◆ **TASK STATEMENT**
Transcribe the entries below exactly.

◆ **SUPPLIED INFORMATION**

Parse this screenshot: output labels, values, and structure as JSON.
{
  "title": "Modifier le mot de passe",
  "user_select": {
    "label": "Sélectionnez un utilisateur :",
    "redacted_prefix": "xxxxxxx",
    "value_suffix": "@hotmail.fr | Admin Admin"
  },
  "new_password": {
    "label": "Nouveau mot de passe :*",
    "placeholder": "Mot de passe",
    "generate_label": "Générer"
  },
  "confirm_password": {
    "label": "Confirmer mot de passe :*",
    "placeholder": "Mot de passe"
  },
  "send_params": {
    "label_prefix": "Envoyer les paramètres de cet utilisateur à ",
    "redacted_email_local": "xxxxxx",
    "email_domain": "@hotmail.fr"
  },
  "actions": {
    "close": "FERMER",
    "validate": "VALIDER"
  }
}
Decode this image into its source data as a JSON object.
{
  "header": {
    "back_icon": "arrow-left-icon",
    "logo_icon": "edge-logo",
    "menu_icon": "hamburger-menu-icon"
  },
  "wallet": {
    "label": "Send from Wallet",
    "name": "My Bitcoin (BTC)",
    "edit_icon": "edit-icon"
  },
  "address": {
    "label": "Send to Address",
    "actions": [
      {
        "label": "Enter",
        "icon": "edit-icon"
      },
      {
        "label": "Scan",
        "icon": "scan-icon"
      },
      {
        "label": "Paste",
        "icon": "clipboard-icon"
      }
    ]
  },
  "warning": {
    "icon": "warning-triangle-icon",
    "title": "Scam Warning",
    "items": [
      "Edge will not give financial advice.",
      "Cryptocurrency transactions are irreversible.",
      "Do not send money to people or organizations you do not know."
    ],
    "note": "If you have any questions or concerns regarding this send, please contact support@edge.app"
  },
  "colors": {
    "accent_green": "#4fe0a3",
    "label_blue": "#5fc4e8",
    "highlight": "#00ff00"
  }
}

◆ **RESPONSE TO THE TASK**
Parse this screenshot: output labels, values, and structure as JSON.
{
  "title": "Modifier le mot de passe",
  "user_select": {
    "label": "Sélectionnez un utilisateur :",
    "redacted_prefix": "xxxxxxx",
    "value_suffix": "@hotmail.fr | Admin Admin"
  },
  "new_password": {
    "label": "Nouveau mot de passe :*",
    "placeholder": "Mot de passe",
    "generate_label": "Générer"
  },
  "confirm_password": {
    "label": "Confirmer mot de passe :*",
    "placeholder": "Mot de passe"
  },
  "send_params": {
    "label_prefix": "Envoyer les paramètres de cet utilisateur à ",
    "redacted_email_local": "xxxxxx",
    "email_domain": "@hotmail.fr"
  },
  "actions": {
    "close": "FERMER",
    "validate": "VALIDER"
  }
}
Decode this image into its source data as a JSON object.
{
  "header": {
    "back_icon": "arrow-left-icon",
    "logo_icon": "edge-logo",
    "menu_icon": "hamburger-menu-icon"
  },
  "wallet": {
    "label": "Send from Wallet",
    "name": "My Bitcoin (BTC)",
    "edit_icon": "edit-icon"
  },
  "address": {
    "label": "Send to Address",
    "actions": [
      {
        "label": "Enter",
        "icon": "edit-icon"
      },
      {
        "label": "Scan",
        "icon": "scan-icon"
      },
      {
        "label": "Paste",
        "icon": "clipboard-icon"
      }
    ]
  },
  "warning": {
    "icon": "warning-triangle-icon",
    "title": "Scam Warning",
    "items": [
      "Edge will not give financial advice.",
      "Cryptocurrency transactions are irreversible.",
      "Do not send money to people or organizations you do not know."
    ],
    "note": "If you have any questions or concerns regarding this send, please contact support@edge.app"
  },
  "colors": {
    "accent_green": "#4fe0a3",
    "label_blue": "#5fc4e8",
    "highlight": "#00ff00"
  }
}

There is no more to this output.